## What you should do
Every line holding the word "green" counts once. Give the total, nothing more.
* Start Supplied data *
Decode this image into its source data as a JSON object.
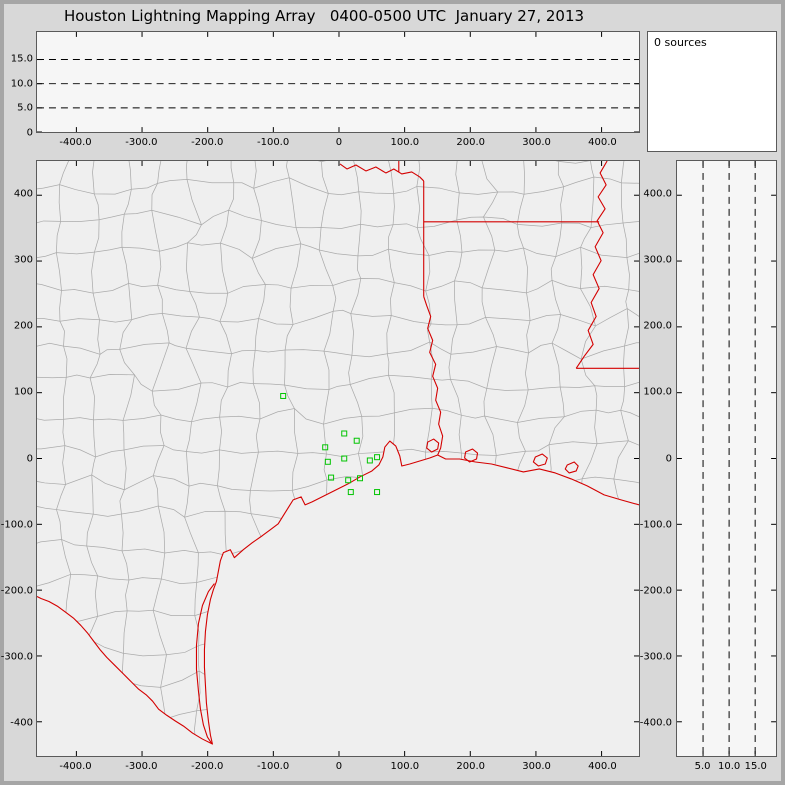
{
  "title": "Houston Lightning Mapping Array   0400-0500 UTC  January 27, 2013",
  "status": {
    "sources_label": "0 sources"
  },
  "colors": {
    "state_border": "#d40000",
    "county_border": "#ababab",
    "station_marker": "#00c400",
    "gridline": "#000000",
    "tick": "#000000"
  },
  "chart_data": [
    {
      "id": "altitude_vs_eastwest",
      "type": "scatter",
      "desc": "upper panel: altitude (km) vs east-west distance (km), dashed gridlines, no source points",
      "x_range": [
        -460,
        457
      ],
      "y_range": [
        0,
        20.7
      ],
      "x_ticks": [
        {
          "label": "-400.0",
          "value": -400
        },
        {
          "label": "-300.0",
          "value": -300
        },
        {
          "label": "-200.0",
          "value": -200
        },
        {
          "label": "-100.0",
          "value": -100
        },
        {
          "label": "0",
          "value": 0
        },
        {
          "label": "100.0",
          "value": 100
        },
        {
          "label": "200.0",
          "value": 200
        },
        {
          "label": "300.0",
          "value": 300
        },
        {
          "label": "400.0",
          "value": 400
        }
      ],
      "y_ticks": [
        {
          "label": "15.0",
          "value": 15
        },
        {
          "label": "10.0",
          "value": 10
        },
        {
          "label": "5.0",
          "value": 5
        },
        {
          "label": "0",
          "value": 0
        }
      ],
      "y_gridlines": [
        5,
        10,
        15
      ],
      "grid_style": "dashed",
      "points": []
    },
    {
      "id": "plan_view_map",
      "type": "scatter",
      "desc": "plan view map of Texas / Louisiana region, km north-south vs km east-west; gray county borders, red state borders and coastline, green LMA station squares, no source points",
      "x_range": [
        -460,
        457
      ],
      "y_range": [
        -452,
        452
      ],
      "x_ticks": [
        {
          "label": "-400.0",
          "value": -400
        },
        {
          "label": "-300.0",
          "value": -300
        },
        {
          "label": "-200.0",
          "value": -200
        },
        {
          "label": "-100.0",
          "value": -100
        },
        {
          "label": "0",
          "value": 0
        },
        {
          "label": "100.0",
          "value": 100
        },
        {
          "label": "200.0",
          "value": 200
        },
        {
          "label": "300.0",
          "value": 300
        },
        {
          "label": "400.0",
          "value": 400
        }
      ],
      "y_ticks": [
        {
          "label": "400",
          "value": 400
        },
        {
          "label": "300",
          "value": 300
        },
        {
          "label": "200",
          "value": 200
        },
        {
          "label": "100",
          "value": 100
        },
        {
          "label": "0",
          "value": 0
        },
        {
          "label": "-100.0",
          "value": -100
        },
        {
          "label": "-200.0",
          "value": -200
        },
        {
          "label": "-300.0",
          "value": -300
        },
        {
          "label": "-400",
          "value": -400
        }
      ],
      "stations_km": [
        {
          "x": -85,
          "y": 95
        },
        {
          "x": 8,
          "y": 38
        },
        {
          "x": -21,
          "y": 17
        },
        {
          "x": 27,
          "y": 27
        },
        {
          "x": -17,
          "y": -5
        },
        {
          "x": 8,
          "y": 0
        },
        {
          "x": 47,
          "y": -3
        },
        {
          "x": 58,
          "y": 2
        },
        {
          "x": -12,
          "y": -29
        },
        {
          "x": 14,
          "y": -33
        },
        {
          "x": 32,
          "y": -30
        },
        {
          "x": 18,
          "y": -51
        },
        {
          "x": 58,
          "y": -51
        }
      ],
      "points": []
    },
    {
      "id": "northsouth_vs_altitude",
      "type": "scatter",
      "desc": "right panel: km north-south vs altitude (km), dashed vertical gridlines, no source points",
      "x_range": [
        0,
        19
      ],
      "y_range": [
        -452,
        452
      ],
      "x_ticks": [
        {
          "label": "5.0",
          "value": 5
        },
        {
          "label": "10.0",
          "value": 10
        },
        {
          "label": "15.0",
          "value": 15
        }
      ],
      "y_ticks": [
        {
          "label": "400.0",
          "value": 400
        },
        {
          "label": "300.0",
          "value": 300
        },
        {
          "label": "200.0",
          "value": 200
        },
        {
          "label": "100.0",
          "value": 100
        },
        {
          "label": "0",
          "value": 0
        },
        {
          "label": "-100.0",
          "value": -100
        },
        {
          "label": "-200.0",
          "value": -200
        },
        {
          "label": "-300.0",
          "value": -300
        },
        {
          "label": "-400.0",
          "value": -400
        }
      ],
      "x_gridlines": [
        5,
        10,
        15
      ],
      "grid_style": "dashed",
      "points": []
    }
  ]
}
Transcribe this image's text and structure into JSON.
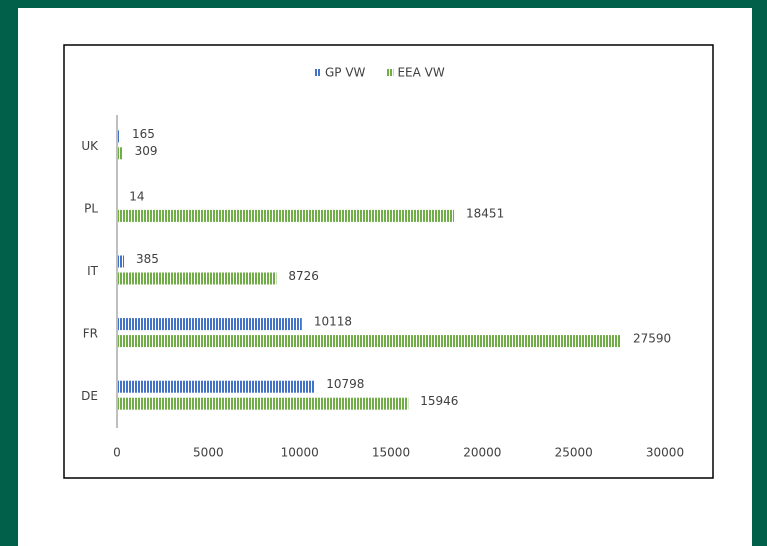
{
  "chart_data": {
    "type": "bar",
    "orientation": "horizontal",
    "categories": [
      "DE",
      "FR",
      "IT",
      "PL",
      "UK"
    ],
    "series": [
      {
        "name": "GP VW",
        "color": "#4472c4",
        "values": [
          10798,
          10118,
          385,
          14,
          165
        ]
      },
      {
        "name": "EEA VW",
        "color": "#70ad47",
        "values": [
          15946,
          27590,
          8726,
          18451,
          309
        ]
      }
    ],
    "xlim": [
      0,
      30000
    ],
    "xticks": [
      0,
      5000,
      10000,
      15000,
      20000,
      25000,
      30000
    ],
    "legend": "top",
    "grid": false
  }
}
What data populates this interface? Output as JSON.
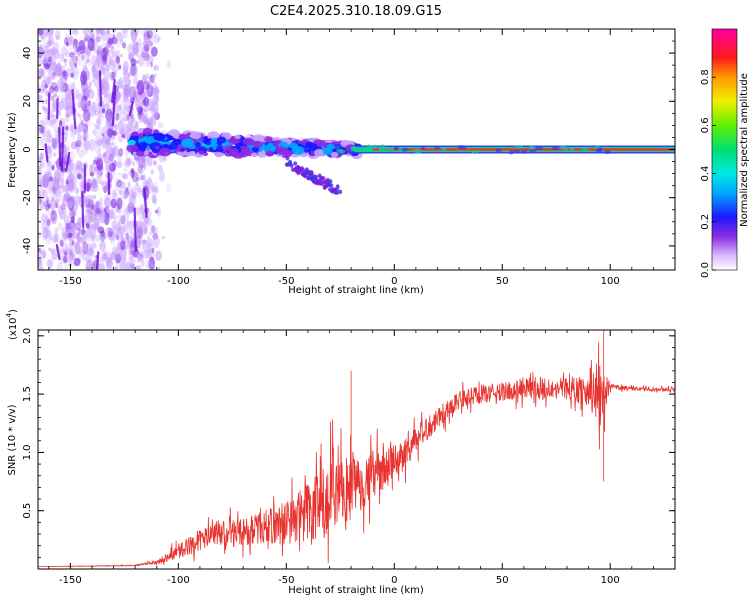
{
  "title": "C2E4.2025.310.18.09.G15",
  "chart_data": [
    {
      "type": "heatmap",
      "name": "spectrogram",
      "xlabel": "Height of straight line (km)",
      "ylabel": "Frequency (Hz)",
      "xlim": [
        -165,
        130
      ],
      "ylim": [
        -50,
        50
      ],
      "xticks": [
        -150,
        -100,
        -50,
        0,
        50,
        100
      ],
      "yticks": [
        -40,
        -20,
        0,
        20,
        40
      ],
      "grid": false,
      "colorbar": {
        "label": "Normalized spectral amplitude",
        "range": [
          0,
          1
        ],
        "ticks": [
          0.0,
          0.2,
          0.4,
          0.6,
          0.8
        ],
        "tick_labels": [
          "0.0",
          "0.2",
          "0.4",
          "0.6",
          "0.8"
        ],
        "colormap": "rainbow (white-violet-blue-cyan-green-yellow-red-magenta)"
      },
      "description_features": {
        "noise_region_x": [
          -165,
          -110
        ],
        "signal_band_center_hz": 0,
        "strong_carrier_start_x": -20,
        "secondary_branch": {
          "x": [
            -50,
            -25
          ],
          "freq": [
            -5,
            -18
          ]
        }
      }
    },
    {
      "type": "line",
      "name": "snr",
      "xlabel": "Height of straight line (km)",
      "ylabel": "SNR (10 * v/v)",
      "y_multiplier_label": "(x10",
      "y_multiplier_exp": "4",
      "xlim": [
        -165,
        130
      ],
      "ylim": [
        0,
        2.05
      ],
      "xticks": [
        -150,
        -100,
        -50,
        0,
        50,
        100
      ],
      "yticks": [
        0.5,
        1.0,
        1.5,
        2.0
      ],
      "ytick_labels": [
        "0.5",
        "1.0",
        "1.5",
        "2.0"
      ],
      "series": [
        {
          "name": "SNR",
          "color": "#e8332e",
          "envelope_x": [
            -165,
            -120,
            -110,
            -100,
            -90,
            -80,
            -70,
            -60,
            -50,
            -40,
            -30,
            -25,
            -20,
            -10,
            0,
            10,
            20,
            30,
            40,
            50,
            60,
            70,
            80,
            90,
            95,
            100,
            110,
            120,
            130
          ],
          "envelope_mid": [
            0.02,
            0.03,
            0.06,
            0.15,
            0.25,
            0.3,
            0.32,
            0.36,
            0.4,
            0.5,
            0.55,
            0.6,
            0.7,
            0.8,
            0.9,
            1.1,
            1.3,
            1.45,
            1.5,
            1.52,
            1.55,
            1.55,
            1.55,
            1.52,
            1.5,
            1.56,
            1.55,
            1.54,
            1.54
          ],
          "noise_amp": [
            0.0,
            0.005,
            0.02,
            0.08,
            0.12,
            0.14,
            0.15,
            0.18,
            0.25,
            0.35,
            0.45,
            0.45,
            0.35,
            0.25,
            0.2,
            0.15,
            0.12,
            0.1,
            0.1,
            0.1,
            0.12,
            0.12,
            0.12,
            0.15,
            0.4,
            0.03,
            0.02,
            0.02,
            0.02
          ],
          "notable_points": [
            {
              "x": -20,
              "y": 1.7
            },
            {
              "x": 97,
              "y": 0.75
            },
            {
              "x": 97,
              "y": 2.05
            }
          ]
        }
      ]
    }
  ]
}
* End Supplied data *
## The answer
2